[Stored data]
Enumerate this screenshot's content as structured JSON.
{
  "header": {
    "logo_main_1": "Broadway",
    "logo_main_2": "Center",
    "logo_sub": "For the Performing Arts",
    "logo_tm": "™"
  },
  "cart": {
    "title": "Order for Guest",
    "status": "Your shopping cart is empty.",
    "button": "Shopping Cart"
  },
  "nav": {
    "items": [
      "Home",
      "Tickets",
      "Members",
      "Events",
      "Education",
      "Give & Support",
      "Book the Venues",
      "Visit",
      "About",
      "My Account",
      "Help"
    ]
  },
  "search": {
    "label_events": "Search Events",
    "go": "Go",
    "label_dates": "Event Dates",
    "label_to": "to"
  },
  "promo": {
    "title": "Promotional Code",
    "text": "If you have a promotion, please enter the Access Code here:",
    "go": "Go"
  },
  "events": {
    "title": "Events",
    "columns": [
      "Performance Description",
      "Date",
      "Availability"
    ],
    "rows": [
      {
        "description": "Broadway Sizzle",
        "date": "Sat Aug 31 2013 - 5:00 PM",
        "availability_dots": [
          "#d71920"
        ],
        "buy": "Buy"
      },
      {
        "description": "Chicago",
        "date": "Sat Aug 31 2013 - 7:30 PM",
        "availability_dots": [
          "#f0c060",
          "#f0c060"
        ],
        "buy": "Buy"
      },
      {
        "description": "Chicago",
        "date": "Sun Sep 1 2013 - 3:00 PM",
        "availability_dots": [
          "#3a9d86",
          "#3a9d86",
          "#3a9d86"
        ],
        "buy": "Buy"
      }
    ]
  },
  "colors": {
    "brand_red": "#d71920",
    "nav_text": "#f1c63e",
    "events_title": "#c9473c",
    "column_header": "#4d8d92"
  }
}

* _Exercise_: In the listing above, how many lines hold the word "Broadway"? Give the number and nothing more.

* _Complete answer_: 2